What is asked ▸ Give the lines below again with every "measuring tape" swapped for "tape measure" and nothing else changed. Leave out the pictures.

Records for the exercise ▸
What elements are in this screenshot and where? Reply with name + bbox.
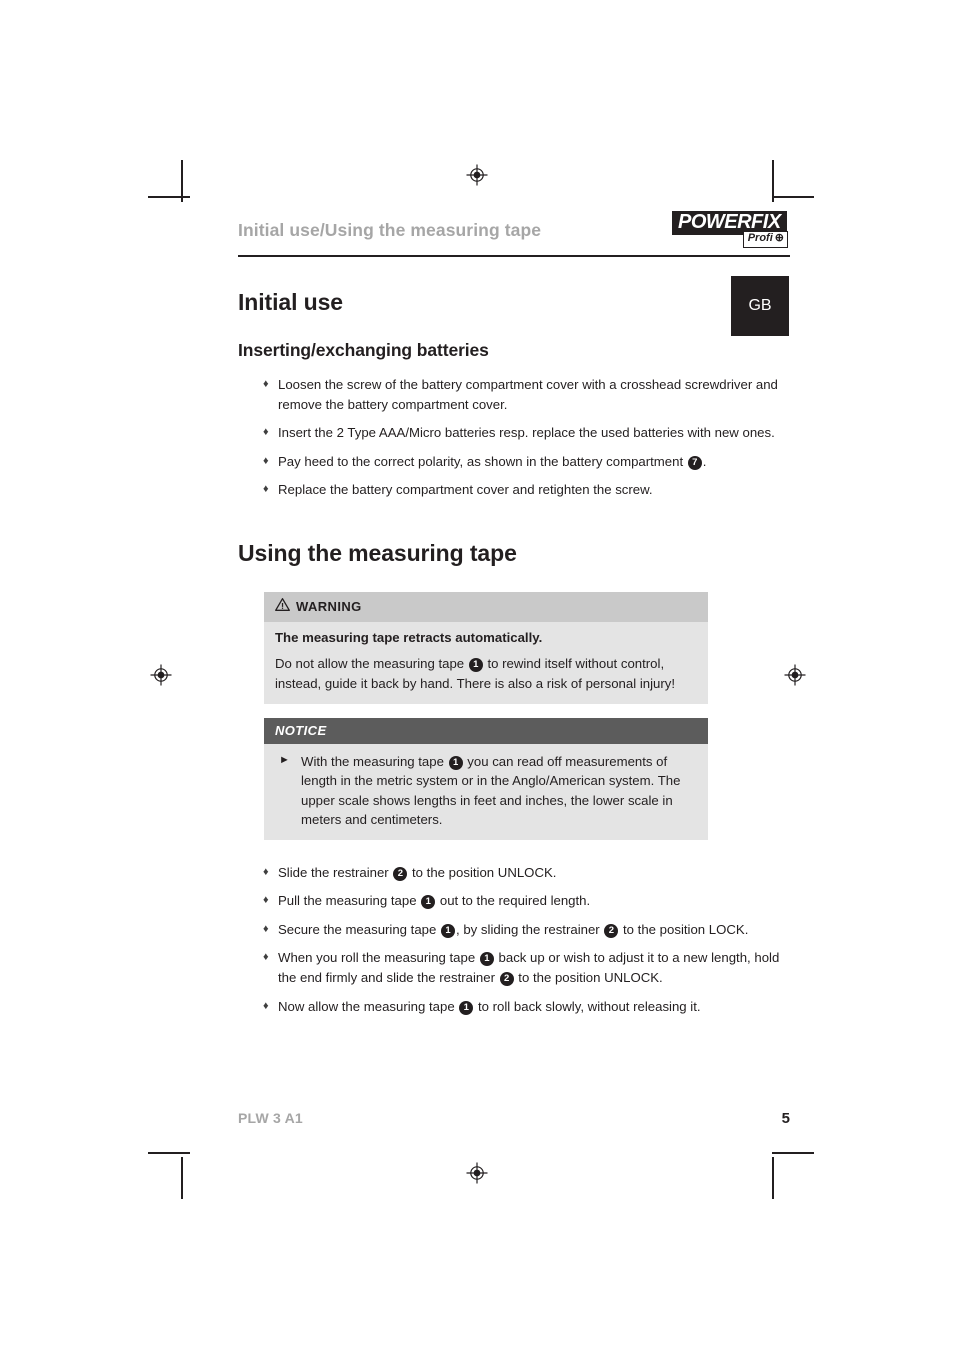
logo-trademark-icon: ˙ xyxy=(784,211,787,221)
list-item-text: Loosen the screw of the battery compartm… xyxy=(278,377,778,412)
diamond-bullet-icon: ♦ xyxy=(263,454,269,467)
list-item: ♦ Now allow the measuring tape 1 to roll … xyxy=(238,997,790,1017)
page-footer: PLW 3 A1 5 xyxy=(238,1110,790,1127)
callout-marker-1: 1 xyxy=(479,952,494,967)
list-item-text: Pay heed to the correct polarity, as sho… xyxy=(278,453,707,470)
crop-mark-bottom-left-horizontal xyxy=(148,1152,190,1154)
list-item-text: Replace the battery compartment cover an… xyxy=(278,482,653,498)
notice-box-header: NOTICE xyxy=(264,717,708,744)
list-item: ♦ Pay heed to the correct polarity, as sh… xyxy=(238,452,790,472)
header-divider xyxy=(238,255,790,257)
warning-box-header: WARNING xyxy=(264,591,708,622)
section-heading-initial-use: Initial use xyxy=(238,289,343,315)
callout-marker-2: 2 xyxy=(499,971,514,986)
callout-marker-2: 2 xyxy=(393,866,408,881)
list-item-text: When you roll the measuring tape 1 back … xyxy=(278,950,780,986)
list-item: ♦ Secure the measuring tape 1, by sliding… xyxy=(238,920,790,940)
registration-mark-left xyxy=(150,664,172,686)
warning-box: WARNING The measuring tape retracts auto… xyxy=(264,591,708,704)
list-item: ♦ Replace the battery compartment cover a… xyxy=(238,480,790,500)
crop-mark-bottom-right-horizontal xyxy=(772,1152,814,1154)
list-item-text: Insert the 2 Type AAA/Micro batteries re… xyxy=(278,425,775,441)
page-content: Initial use/Using the measuring tape POW… xyxy=(238,211,790,1016)
callout-marker-1: 1 xyxy=(448,755,463,770)
callout-marker-1: 1 xyxy=(421,895,436,910)
callout-marker-7: 7 xyxy=(687,455,702,470)
arrow-right-icon: ► xyxy=(279,753,290,766)
list-item: ♦ Slide the restrainer 2 to the position … xyxy=(238,863,790,883)
registration-mark-top xyxy=(466,164,488,186)
list-item: ♦ Insert the 2 Type AAA/Micro batteries r… xyxy=(238,423,790,443)
diamond-bullet-icon: ♦ xyxy=(263,426,269,439)
subsection-heading-batteries: Inserting/exchanging batteries xyxy=(238,340,489,360)
crop-mark-top-left-horizontal xyxy=(148,196,190,198)
registration-mark-bottom xyxy=(466,1162,488,1184)
crop-mark-bottom-right-vertical xyxy=(772,1157,774,1199)
tape-instruction-list: ♦ Slide the restrainer 2 to the position … xyxy=(238,863,790,1016)
notice-label: NOTICE xyxy=(275,722,327,738)
warning-body-text: Do not allow the measuring tape 1 to rew… xyxy=(275,656,675,691)
callout-marker-1: 1 xyxy=(459,1000,474,1015)
running-header-title: Initial use/Using the measuring tape xyxy=(238,220,542,240)
notice-row: ► With the measuring tape 1 you can read… xyxy=(275,752,696,830)
warning-triangle-icon xyxy=(275,597,290,616)
list-item: ♦ Pull the measuring tape 1 out to the re… xyxy=(238,891,790,911)
notice-body-text: With the measuring tape 1 you can read o… xyxy=(301,753,681,828)
battery-instruction-list: ♦ Loosen the screw of the battery compart… xyxy=(238,375,790,500)
powerfix-logo: POWERFIX ˙ Profi ⊕ xyxy=(672,211,788,255)
list-item-text: Now allow the measuring tape 1 to roll b… xyxy=(278,998,701,1015)
diamond-bullet-icon: ♦ xyxy=(263,378,269,390)
diamond-bullet-icon: ♦ xyxy=(263,865,269,878)
callout-marker-1: 1 xyxy=(468,658,483,673)
crosshair-icon: ⊕ xyxy=(774,232,784,244)
page-number: 5 xyxy=(781,1110,790,1127)
notice-box-body: ► With the measuring tape 1 you can read… xyxy=(264,743,708,840)
list-item-text: Pull the measuring tape 1 out to the req… xyxy=(278,893,591,910)
list-item-text: Secure the measuring tape 1, by sliding … xyxy=(278,921,749,938)
diamond-bullet-icon: ♦ xyxy=(263,999,269,1012)
callout-marker-1: 1 xyxy=(441,923,456,938)
section-heading-using-tape: Using the measuring tape xyxy=(238,539,517,566)
warning-strong-line: The measuring tape retracts automaticall… xyxy=(275,629,543,645)
crop-mark-top-right-horizontal xyxy=(772,196,814,198)
logo-profi-badge: Profi ⊕ xyxy=(742,231,788,248)
crop-mark-bottom-left-vertical xyxy=(181,1157,183,1199)
notice-box: NOTICE ► With the measuring tape 1 you c… xyxy=(264,717,708,840)
list-item: ♦ Loosen the screw of the battery compart… xyxy=(238,375,790,414)
warning-label: WARNING xyxy=(296,599,362,615)
diamond-bullet-icon: ♦ xyxy=(263,894,269,907)
running-header: Initial use/Using the measuring tape POW… xyxy=(238,211,790,257)
list-item: ♦ When you roll the measuring tape 1 back… xyxy=(238,948,790,987)
list-item-text: Slide the restrainer 2 to the position U… xyxy=(278,864,557,881)
callout-marker-2: 2 xyxy=(604,923,619,938)
diamond-bullet-icon: ♦ xyxy=(263,951,269,964)
model-number: PLW 3 A1 xyxy=(238,1110,303,1126)
diamond-bullet-icon: ♦ xyxy=(263,483,269,496)
warning-box-body: The measuring tape retracts automaticall… xyxy=(264,621,708,704)
diamond-bullet-icon: ♦ xyxy=(263,922,269,935)
logo-profi-label: Profi xyxy=(747,232,773,244)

Finished answer ▸
What elements are in this screenshot and where? Reply with name + bbox.
logo-trademark-icon: ˙ xyxy=(784,211,787,221)
list-item-text: Loosen the screw of the battery compartm… xyxy=(278,377,778,412)
diamond-bullet-icon: ♦ xyxy=(263,454,269,467)
list-item: ♦ Now allow the tape measure 1 to roll … xyxy=(238,997,790,1017)
page-footer: PLW 3 A1 5 xyxy=(238,1110,790,1127)
callout-marker-1: 1 xyxy=(479,952,494,967)
list-item-text: Pay heed to the correct polarity, as sho… xyxy=(278,453,707,470)
crop-mark-bottom-left-horizontal xyxy=(148,1152,190,1154)
list-item-text: Replace the battery compartment cover an… xyxy=(278,482,653,498)
notice-box-header: NOTICE xyxy=(264,717,708,744)
list-item: ♦ Pay heed to the correct polarity, as sh… xyxy=(238,452,790,472)
header-divider xyxy=(238,255,790,257)
warning-box-header: WARNING xyxy=(264,591,708,622)
section-heading-initial-use: Initial use xyxy=(238,289,343,315)
callout-marker-2: 2 xyxy=(499,971,514,986)
callout-marker-2: 2 xyxy=(393,866,408,881)
list-item-text: When you roll the tape measure 1 back … xyxy=(278,950,780,986)
list-item: ♦ Secure the tape measure 1, by sliding… xyxy=(238,920,790,940)
registration-mark-left xyxy=(150,664,172,686)
warning-box: WARNING The tape measure retracts auto… xyxy=(264,591,708,704)
list-item: ♦ Replace the battery compartment cover a… xyxy=(238,480,790,500)
crop-mark-bottom-right-horizontal xyxy=(772,1152,814,1154)
list-item-text: Insert the 2 Type AAA/Micro batteries re… xyxy=(278,425,775,441)
page-content: Initial use/Using the tape measure POW… xyxy=(238,211,790,1016)
callout-marker-1: 1 xyxy=(448,755,463,770)
callout-marker-1: 1 xyxy=(421,895,436,910)
callout-marker-7: 7 xyxy=(687,455,702,470)
arrow-right-icon: ► xyxy=(279,753,290,766)
list-item: ♦ Slide the restrainer 2 to the position … xyxy=(238,863,790,883)
registration-mark-top xyxy=(466,164,488,186)
list-item: ♦ Insert the 2 Type AAA/Micro batteries r… xyxy=(238,423,790,443)
diamond-bullet-icon: ♦ xyxy=(263,426,269,439)
subsection-heading-batteries: Inserting/exchanging batteries xyxy=(238,340,489,360)
crop-mark-top-left-horizontal xyxy=(148,196,190,198)
registration-mark-bottom xyxy=(466,1162,488,1184)
crop-mark-bottom-right-vertical xyxy=(772,1157,774,1199)
tape-instruction-list: ♦ Slide the restrainer 2 to the position … xyxy=(238,863,790,1016)
notice-label: NOTICE xyxy=(275,722,327,738)
warning-body-text: Do not allow the tape measure 1 to rew… xyxy=(275,656,675,691)
callout-marker-1: 1 xyxy=(459,1000,474,1015)
running-header-title: Initial use/Using the tape measure xyxy=(238,220,542,240)
notice-row: ► With the tape measure 1 you can read… xyxy=(275,752,696,830)
warning-triangle-icon xyxy=(275,597,290,616)
list-item: ♦ Pull the tape measure 1 out to the re… xyxy=(238,891,790,911)
notice-body-text: With the tape measure 1 you can read o… xyxy=(301,753,681,828)
battery-instruction-list: ♦ Loosen the screw of the battery compart… xyxy=(238,375,790,500)
powerfix-logo: POWERFIX ˙ Profi ⊕ xyxy=(672,211,788,255)
list-item-text: Now allow the tape measure 1 to roll b… xyxy=(278,998,701,1015)
diamond-bullet-icon: ♦ xyxy=(263,378,269,390)
diamond-bullet-icon: ♦ xyxy=(263,865,269,878)
callout-marker-1: 1 xyxy=(468,658,483,673)
crosshair-icon: ⊕ xyxy=(774,232,784,244)
page-number: 5 xyxy=(781,1110,790,1127)
notice-box-body: ► With the tape measure 1 you can read… xyxy=(264,743,708,840)
list-item-text: Pull the tape measure 1 out to the req… xyxy=(278,893,591,910)
list-item-text: Secure the tape measure 1, by sliding … xyxy=(278,921,749,938)
diamond-bullet-icon: ♦ xyxy=(263,999,269,1012)
callout-marker-1: 1 xyxy=(441,923,456,938)
section-heading-using-tape: Using the tape measure xyxy=(238,539,517,566)
warning-strong-line: The tape measure retracts automaticall… xyxy=(275,629,543,645)
crop-mark-top-right-horizontal xyxy=(772,196,814,198)
logo-profi-badge: Profi ⊕ xyxy=(742,231,788,248)
crop-mark-bottom-left-vertical xyxy=(181,1157,183,1199)
notice-box: NOTICE ► With the tape measure 1 you c… xyxy=(264,717,708,840)
list-item: ♦ Loosen the screw of the battery compart… xyxy=(238,375,790,414)
warning-label: WARNING xyxy=(296,599,362,615)
diamond-bullet-icon: ♦ xyxy=(263,894,269,907)
running-header: Initial use/Using the tape measure POW… xyxy=(238,211,790,257)
list-item: ♦ When you roll the tape measure 1 back… xyxy=(238,948,790,987)
list-item-text: Slide the restrainer 2 to the position U… xyxy=(278,864,557,881)
callout-marker-2: 2 xyxy=(604,923,619,938)
diamond-bullet-icon: ♦ xyxy=(263,951,269,964)
model-number: PLW 3 A1 xyxy=(238,1110,303,1126)
diamond-bullet-icon: ♦ xyxy=(263,483,269,496)
warning-box-body: The tape measure retracts automaticall… xyxy=(264,621,708,704)
diamond-bullet-icon: ♦ xyxy=(263,922,269,935)
logo-profi-label: Profi xyxy=(747,232,773,244)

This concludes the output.